━━ SOURCE RECORDS ━━
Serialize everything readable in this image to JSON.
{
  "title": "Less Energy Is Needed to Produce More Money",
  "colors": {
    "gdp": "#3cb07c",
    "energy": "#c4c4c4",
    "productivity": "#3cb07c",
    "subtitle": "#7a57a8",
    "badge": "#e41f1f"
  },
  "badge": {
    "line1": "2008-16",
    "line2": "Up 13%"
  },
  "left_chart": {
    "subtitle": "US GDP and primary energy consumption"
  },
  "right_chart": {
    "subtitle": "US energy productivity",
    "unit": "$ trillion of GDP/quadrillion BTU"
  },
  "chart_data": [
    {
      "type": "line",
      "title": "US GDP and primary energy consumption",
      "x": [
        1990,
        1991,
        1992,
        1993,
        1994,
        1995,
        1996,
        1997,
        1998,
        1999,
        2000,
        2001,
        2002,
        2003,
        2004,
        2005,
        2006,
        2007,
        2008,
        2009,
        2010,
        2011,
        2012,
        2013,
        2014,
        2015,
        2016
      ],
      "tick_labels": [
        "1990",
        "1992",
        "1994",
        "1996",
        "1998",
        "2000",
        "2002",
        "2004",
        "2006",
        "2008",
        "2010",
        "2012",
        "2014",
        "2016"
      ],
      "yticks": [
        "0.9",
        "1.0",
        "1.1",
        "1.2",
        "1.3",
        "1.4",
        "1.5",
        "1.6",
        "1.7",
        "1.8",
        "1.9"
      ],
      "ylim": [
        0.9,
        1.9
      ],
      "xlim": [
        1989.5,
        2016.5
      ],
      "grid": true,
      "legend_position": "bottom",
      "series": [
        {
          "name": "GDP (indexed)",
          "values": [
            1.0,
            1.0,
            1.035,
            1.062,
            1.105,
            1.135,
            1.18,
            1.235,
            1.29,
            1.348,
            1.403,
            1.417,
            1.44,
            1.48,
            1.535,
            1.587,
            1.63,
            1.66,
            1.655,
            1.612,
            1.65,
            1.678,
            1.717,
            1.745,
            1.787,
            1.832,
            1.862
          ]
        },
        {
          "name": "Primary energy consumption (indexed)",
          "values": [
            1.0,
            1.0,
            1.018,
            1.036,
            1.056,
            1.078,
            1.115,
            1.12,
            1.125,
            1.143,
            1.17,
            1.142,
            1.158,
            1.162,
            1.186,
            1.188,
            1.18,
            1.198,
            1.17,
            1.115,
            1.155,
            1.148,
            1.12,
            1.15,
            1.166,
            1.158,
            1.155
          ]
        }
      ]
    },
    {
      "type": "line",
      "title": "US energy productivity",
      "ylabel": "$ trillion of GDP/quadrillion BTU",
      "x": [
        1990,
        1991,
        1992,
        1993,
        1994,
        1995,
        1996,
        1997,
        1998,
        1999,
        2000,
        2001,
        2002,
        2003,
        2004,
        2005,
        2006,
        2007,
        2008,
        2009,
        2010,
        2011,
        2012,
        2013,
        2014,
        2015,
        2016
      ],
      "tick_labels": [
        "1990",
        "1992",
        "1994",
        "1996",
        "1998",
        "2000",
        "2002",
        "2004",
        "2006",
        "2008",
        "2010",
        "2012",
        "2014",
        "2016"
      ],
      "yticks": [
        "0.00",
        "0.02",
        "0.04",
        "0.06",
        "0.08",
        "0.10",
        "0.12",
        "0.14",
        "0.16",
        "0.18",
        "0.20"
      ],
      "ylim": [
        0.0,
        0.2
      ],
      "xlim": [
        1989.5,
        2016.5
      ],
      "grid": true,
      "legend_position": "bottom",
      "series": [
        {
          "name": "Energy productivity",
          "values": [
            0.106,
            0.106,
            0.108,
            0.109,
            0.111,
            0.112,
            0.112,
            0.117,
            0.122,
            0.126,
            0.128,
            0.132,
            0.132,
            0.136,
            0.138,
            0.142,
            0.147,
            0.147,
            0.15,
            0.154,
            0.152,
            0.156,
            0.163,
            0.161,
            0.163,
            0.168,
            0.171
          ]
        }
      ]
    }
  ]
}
━━━
■ **WHAT IS REQUIRED**
Each record should come back exactly as written.

■ **EXERCISE OUTPUT**
Serialize everything readable in this image to JSON.
{
  "title": "Less Energy Is Needed to Produce More Money",
  "colors": {
    "gdp": "#3cb07c",
    "energy": "#c4c4c4",
    "productivity": "#3cb07c",
    "subtitle": "#7a57a8",
    "badge": "#e41f1f"
  },
  "badge": {
    "line1": "2008-16",
    "line2": "Up 13%"
  },
  "left_chart": {
    "subtitle": "US GDP and primary energy consumption"
  },
  "right_chart": {
    "subtitle": "US energy productivity",
    "unit": "$ trillion of GDP/quadrillion BTU"
  },
  "chart_data": [
    {
      "type": "line",
      "title": "US GDP and primary energy consumption",
      "x": [
        1990,
        1991,
        1992,
        1993,
        1994,
        1995,
        1996,
        1997,
        1998,
        1999,
        2000,
        2001,
        2002,
        2003,
        2004,
        2005,
        2006,
        2007,
        2008,
        2009,
        2010,
        2011,
        2012,
        2013,
        2014,
        2015,
        2016
      ],
      "tick_labels": [
        "1990",
        "1992",
        "1994",
        "1996",
        "1998",
        "2000",
        "2002",
        "2004",
        "2006",
        "2008",
        "2010",
        "2012",
        "2014",
        "2016"
      ],
      "yticks": [
        "0.9",
        "1.0",
        "1.1",
        "1.2",
        "1.3",
        "1.4",
        "1.5",
        "1.6",
        "1.7",
        "1.8",
        "1.9"
      ],
      "ylim": [
        0.9,
        1.9
      ],
      "xlim": [
        1989.5,
        2016.5
      ],
      "grid": true,
      "legend_position": "bottom",
      "series": [
        {
          "name": "GDP (indexed)",
          "values": [
            1.0,
            1.0,
            1.035,
            1.062,
            1.105,
            1.135,
            1.18,
            1.235,
            1.29,
            1.348,
            1.403,
            1.417,
            1.44,
            1.48,
            1.535,
            1.587,
            1.63,
            1.66,
            1.655,
            1.612,
            1.65,
            1.678,
            1.717,
            1.745,
            1.787,
            1.832,
            1.862
          ]
        },
        {
          "name": "Primary energy consumption (indexed)",
          "values": [
            1.0,
            1.0,
            1.018,
            1.036,
            1.056,
            1.078,
            1.115,
            1.12,
            1.125,
            1.143,
            1.17,
            1.142,
            1.158,
            1.162,
            1.186,
            1.188,
            1.18,
            1.198,
            1.17,
            1.115,
            1.155,
            1.148,
            1.12,
            1.15,
            1.166,
            1.158,
            1.155
          ]
        }
      ]
    },
    {
      "type": "line",
      "title": "US energy productivity",
      "ylabel": "$ trillion of GDP/quadrillion BTU",
      "x": [
        1990,
        1991,
        1992,
        1993,
        1994,
        1995,
        1996,
        1997,
        1998,
        1999,
        2000,
        2001,
        2002,
        2003,
        2004,
        2005,
        2006,
        2007,
        2008,
        2009,
        2010,
        2011,
        2012,
        2013,
        2014,
        2015,
        2016
      ],
      "tick_labels": [
        "1990",
        "1992",
        "1994",
        "1996",
        "1998",
        "2000",
        "2002",
        "2004",
        "2006",
        "2008",
        "2010",
        "2012",
        "2014",
        "2016"
      ],
      "yticks": [
        "0.00",
        "0.02",
        "0.04",
        "0.06",
        "0.08",
        "0.10",
        "0.12",
        "0.14",
        "0.16",
        "0.18",
        "0.20"
      ],
      "ylim": [
        0.0,
        0.2
      ],
      "xlim": [
        1989.5,
        2016.5
      ],
      "grid": true,
      "legend_position": "bottom",
      "series": [
        {
          "name": "Energy productivity",
          "values": [
            0.106,
            0.106,
            0.108,
            0.109,
            0.111,
            0.112,
            0.112,
            0.117,
            0.122,
            0.126,
            0.128,
            0.132,
            0.132,
            0.136,
            0.138,
            0.142,
            0.147,
            0.147,
            0.15,
            0.154,
            0.152,
            0.156,
            0.163,
            0.161,
            0.163,
            0.168,
            0.171
          ]
        }
      ]
    }
  ]
}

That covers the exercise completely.